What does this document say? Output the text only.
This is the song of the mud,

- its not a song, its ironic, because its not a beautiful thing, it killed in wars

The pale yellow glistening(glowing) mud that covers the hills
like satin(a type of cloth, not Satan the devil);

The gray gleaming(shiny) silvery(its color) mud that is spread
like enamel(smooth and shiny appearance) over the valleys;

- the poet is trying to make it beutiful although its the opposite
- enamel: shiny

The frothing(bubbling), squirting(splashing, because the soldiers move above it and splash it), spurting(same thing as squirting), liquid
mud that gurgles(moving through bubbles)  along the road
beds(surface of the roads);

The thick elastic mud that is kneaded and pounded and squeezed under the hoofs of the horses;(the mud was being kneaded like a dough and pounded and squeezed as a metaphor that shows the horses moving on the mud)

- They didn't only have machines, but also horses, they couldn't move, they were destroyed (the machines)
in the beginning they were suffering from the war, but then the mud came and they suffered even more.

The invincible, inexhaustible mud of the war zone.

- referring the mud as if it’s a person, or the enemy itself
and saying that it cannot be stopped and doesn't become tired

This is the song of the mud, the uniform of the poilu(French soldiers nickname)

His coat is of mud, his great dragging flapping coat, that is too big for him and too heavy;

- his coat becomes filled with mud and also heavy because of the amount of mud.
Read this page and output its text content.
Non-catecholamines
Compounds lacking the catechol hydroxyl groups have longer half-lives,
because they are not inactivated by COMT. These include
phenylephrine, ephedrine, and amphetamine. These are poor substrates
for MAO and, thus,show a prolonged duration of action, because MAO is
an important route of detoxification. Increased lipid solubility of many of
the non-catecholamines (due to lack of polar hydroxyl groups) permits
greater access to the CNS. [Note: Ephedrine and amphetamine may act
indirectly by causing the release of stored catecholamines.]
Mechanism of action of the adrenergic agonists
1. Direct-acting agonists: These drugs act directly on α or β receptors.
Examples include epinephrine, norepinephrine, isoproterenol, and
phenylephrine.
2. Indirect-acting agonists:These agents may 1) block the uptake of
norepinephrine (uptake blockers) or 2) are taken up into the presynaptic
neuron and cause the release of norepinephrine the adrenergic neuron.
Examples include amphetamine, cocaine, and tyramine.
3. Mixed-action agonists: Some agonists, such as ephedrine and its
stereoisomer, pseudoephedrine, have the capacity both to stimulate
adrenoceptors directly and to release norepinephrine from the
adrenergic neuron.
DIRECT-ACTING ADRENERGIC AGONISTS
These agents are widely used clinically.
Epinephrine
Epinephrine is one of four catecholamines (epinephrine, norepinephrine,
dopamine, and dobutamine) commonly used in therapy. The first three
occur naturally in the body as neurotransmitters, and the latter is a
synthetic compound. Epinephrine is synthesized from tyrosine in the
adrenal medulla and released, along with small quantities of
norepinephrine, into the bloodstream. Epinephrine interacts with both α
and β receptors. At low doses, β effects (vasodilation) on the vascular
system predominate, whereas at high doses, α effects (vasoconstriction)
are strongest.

◆ Request ◆
Repeat exactly the lines from the line containing "Read this page and output its text content." through the end of the listing above; both boundary lines are part of the output.

◆ Result ◆
Read this page and output its text content.
Non-catecholamines
Compounds lacking the catechol hydroxyl groups have longer half-lives,
because they are not inactivated by COMT. These include
phenylephrine, ephedrine, and amphetamine. These are poor substrates
for MAO and, thus,show a prolonged duration of action, because MAO is
an important route of detoxification. Increased lipid solubility of many of
the non-catecholamines (due to lack of polar hydroxyl groups) permits
greater access to the CNS. [Note: Ephedrine and amphetamine may act
indirectly by causing the release of stored catecholamines.]
Mechanism of action of the adrenergic agonists
1. Direct-acting agonists: These drugs act directly on α or β receptors.
Examples include epinephrine, norepinephrine, isoproterenol, and
phenylephrine.
2. Indirect-acting agonists:These agents may 1) block the uptake of
norepinephrine (uptake blockers) or 2) are taken up into the presynaptic
neuron and cause the release of norepinephrine the adrenergic neuron.
Examples include amphetamine, cocaine, and tyramine.
3. Mixed-action agonists: Some agonists, such as ephedrine and its
stereoisomer, pseudoephedrine, have the capacity both to stimulate
adrenoceptors directly and to release norepinephrine from the
adrenergic neuron.
DIRECT-ACTING ADRENERGIC AGONISTS
These agents are widely used clinically.
Epinephrine
Epinephrine is one of four catecholamines (epinephrine, norepinephrine,
dopamine, and dobutamine) commonly used in therapy. The first three
occur naturally in the body as neurotransmitters, and the latter is a
synthetic compound. Epinephrine is synthesized from tyrosine in the
adrenal medulla and released, along with small quantities of
norepinephrine, into the bloodstream. Epinephrine interacts with both α
and β receptors. At low doses, β effects (vasodilation) on the vascular
system predominate, whereas at high doses, α effects (vasoconstriction)
are strongest.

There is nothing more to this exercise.